Set task
Look through the entries and report how many lines include the word "zacofanie". Give the number alone.

====== Provided entries ======

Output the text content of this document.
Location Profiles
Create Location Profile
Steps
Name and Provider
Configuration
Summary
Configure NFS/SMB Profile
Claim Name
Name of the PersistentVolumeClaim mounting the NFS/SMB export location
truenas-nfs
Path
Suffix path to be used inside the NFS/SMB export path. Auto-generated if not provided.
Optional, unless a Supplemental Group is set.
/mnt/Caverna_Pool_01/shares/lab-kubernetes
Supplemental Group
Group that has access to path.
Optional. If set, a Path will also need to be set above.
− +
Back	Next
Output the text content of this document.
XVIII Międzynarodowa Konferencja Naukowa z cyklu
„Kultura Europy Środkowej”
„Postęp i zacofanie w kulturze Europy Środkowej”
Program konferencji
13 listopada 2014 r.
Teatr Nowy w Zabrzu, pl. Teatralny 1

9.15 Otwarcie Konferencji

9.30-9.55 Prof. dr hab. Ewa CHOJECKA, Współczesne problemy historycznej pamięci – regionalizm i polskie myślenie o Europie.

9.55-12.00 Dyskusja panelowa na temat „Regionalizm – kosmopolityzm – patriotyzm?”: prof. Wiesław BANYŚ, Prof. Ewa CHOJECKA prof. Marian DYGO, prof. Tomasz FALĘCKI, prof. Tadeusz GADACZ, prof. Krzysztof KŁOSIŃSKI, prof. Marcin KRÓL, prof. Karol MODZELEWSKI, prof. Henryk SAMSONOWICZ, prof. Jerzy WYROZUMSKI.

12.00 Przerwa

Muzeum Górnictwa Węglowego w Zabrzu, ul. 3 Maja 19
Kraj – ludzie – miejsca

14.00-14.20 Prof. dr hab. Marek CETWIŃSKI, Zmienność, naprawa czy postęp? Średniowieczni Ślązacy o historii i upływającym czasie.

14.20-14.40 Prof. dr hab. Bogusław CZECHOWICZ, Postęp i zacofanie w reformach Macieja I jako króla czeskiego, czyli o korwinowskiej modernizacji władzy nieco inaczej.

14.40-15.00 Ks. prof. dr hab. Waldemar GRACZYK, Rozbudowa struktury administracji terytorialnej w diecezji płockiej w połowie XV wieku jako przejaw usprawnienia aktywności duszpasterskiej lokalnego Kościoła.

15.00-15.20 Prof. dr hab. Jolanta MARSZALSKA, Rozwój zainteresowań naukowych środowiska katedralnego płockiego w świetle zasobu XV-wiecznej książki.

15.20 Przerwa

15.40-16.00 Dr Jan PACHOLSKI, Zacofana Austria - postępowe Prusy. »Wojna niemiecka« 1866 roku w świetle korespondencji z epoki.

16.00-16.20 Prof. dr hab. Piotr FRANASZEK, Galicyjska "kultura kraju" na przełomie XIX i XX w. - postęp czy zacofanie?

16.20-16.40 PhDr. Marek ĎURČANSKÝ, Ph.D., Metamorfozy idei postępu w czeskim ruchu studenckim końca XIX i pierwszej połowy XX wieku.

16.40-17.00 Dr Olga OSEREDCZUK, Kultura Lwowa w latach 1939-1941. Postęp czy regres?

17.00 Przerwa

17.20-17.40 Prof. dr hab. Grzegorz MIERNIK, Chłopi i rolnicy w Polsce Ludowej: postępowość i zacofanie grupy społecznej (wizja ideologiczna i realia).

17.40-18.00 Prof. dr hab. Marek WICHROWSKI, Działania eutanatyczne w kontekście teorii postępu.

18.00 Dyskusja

======
====== Provided entries ======

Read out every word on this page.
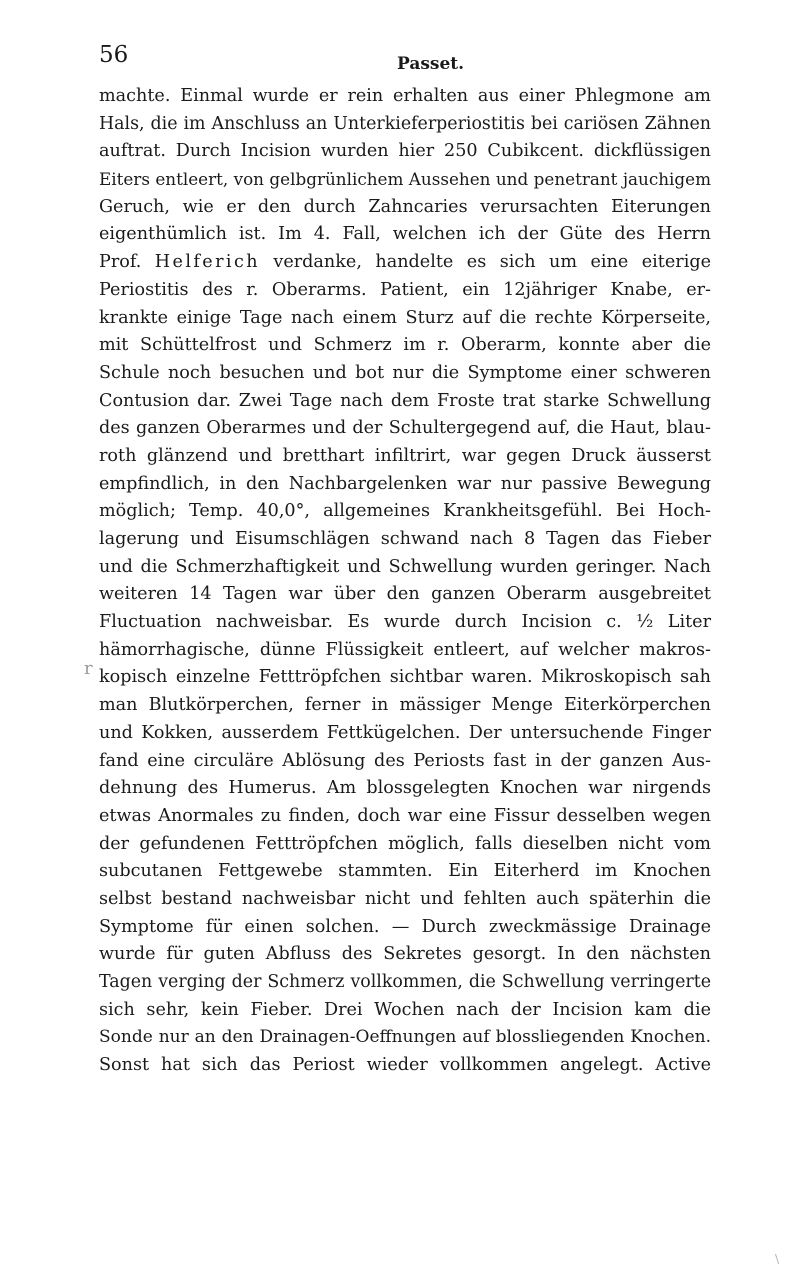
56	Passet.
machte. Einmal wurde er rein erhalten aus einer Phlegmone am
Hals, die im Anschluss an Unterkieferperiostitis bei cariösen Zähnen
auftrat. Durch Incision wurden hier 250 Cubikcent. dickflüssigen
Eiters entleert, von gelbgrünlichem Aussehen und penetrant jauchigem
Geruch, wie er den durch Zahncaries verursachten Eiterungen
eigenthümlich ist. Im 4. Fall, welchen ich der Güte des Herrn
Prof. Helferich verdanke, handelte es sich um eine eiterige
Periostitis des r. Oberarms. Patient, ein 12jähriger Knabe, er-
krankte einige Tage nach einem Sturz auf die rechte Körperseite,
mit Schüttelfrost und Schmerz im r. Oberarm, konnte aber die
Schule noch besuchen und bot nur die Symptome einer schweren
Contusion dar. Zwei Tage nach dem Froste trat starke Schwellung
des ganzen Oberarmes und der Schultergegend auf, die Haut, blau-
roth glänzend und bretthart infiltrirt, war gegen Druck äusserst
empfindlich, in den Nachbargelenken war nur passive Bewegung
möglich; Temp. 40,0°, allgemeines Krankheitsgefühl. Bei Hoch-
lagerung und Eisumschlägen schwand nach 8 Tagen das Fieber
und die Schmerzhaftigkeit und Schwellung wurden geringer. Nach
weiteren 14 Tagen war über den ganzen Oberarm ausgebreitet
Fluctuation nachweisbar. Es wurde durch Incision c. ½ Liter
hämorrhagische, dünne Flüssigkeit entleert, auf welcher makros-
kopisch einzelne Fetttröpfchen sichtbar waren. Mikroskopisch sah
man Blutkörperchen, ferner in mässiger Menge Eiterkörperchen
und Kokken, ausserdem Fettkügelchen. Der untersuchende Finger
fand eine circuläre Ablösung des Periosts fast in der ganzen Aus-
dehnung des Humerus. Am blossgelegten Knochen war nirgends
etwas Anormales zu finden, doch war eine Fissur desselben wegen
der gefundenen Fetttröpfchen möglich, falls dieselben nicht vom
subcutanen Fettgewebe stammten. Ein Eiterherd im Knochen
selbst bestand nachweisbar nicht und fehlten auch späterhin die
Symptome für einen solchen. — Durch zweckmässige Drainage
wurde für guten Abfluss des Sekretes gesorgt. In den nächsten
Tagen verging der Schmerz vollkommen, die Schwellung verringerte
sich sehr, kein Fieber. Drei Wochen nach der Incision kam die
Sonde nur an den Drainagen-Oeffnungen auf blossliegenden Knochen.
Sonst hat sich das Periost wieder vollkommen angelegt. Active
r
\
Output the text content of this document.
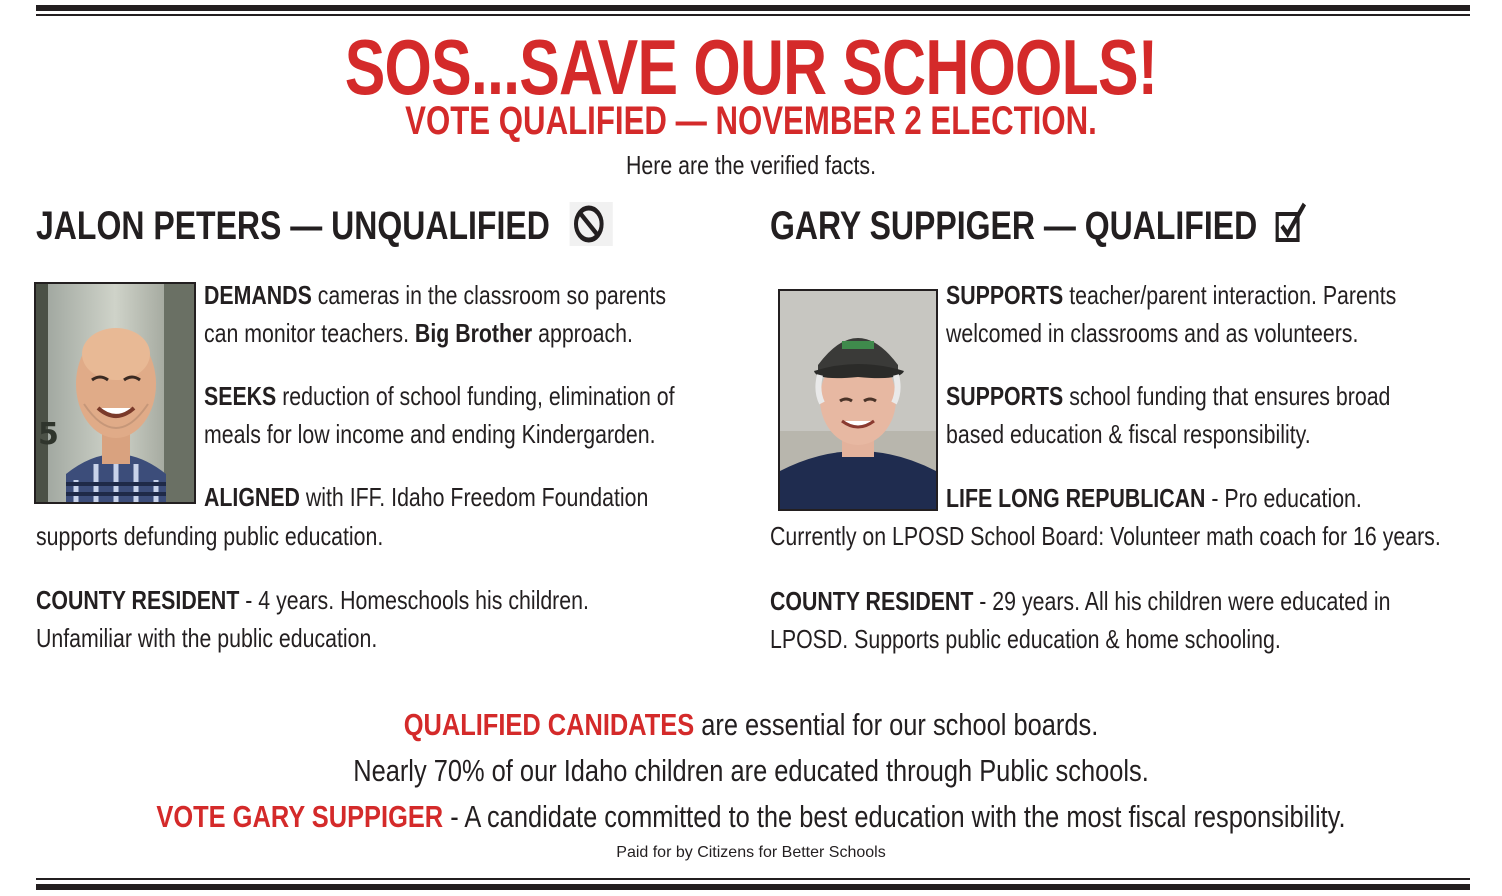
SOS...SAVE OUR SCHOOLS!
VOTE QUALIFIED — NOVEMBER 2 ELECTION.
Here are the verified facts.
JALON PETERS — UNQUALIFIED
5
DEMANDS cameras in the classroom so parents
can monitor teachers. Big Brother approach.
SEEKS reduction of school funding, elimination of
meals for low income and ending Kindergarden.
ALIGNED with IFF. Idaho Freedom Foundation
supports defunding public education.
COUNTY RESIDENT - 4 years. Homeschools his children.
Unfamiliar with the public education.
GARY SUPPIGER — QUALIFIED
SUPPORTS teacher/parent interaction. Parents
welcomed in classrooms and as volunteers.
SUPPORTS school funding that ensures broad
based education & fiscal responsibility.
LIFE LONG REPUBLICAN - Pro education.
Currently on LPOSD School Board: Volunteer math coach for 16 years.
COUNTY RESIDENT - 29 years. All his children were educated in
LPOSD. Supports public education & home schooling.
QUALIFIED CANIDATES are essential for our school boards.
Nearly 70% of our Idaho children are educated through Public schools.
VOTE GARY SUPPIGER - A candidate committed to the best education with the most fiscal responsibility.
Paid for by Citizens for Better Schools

======

Right answer
4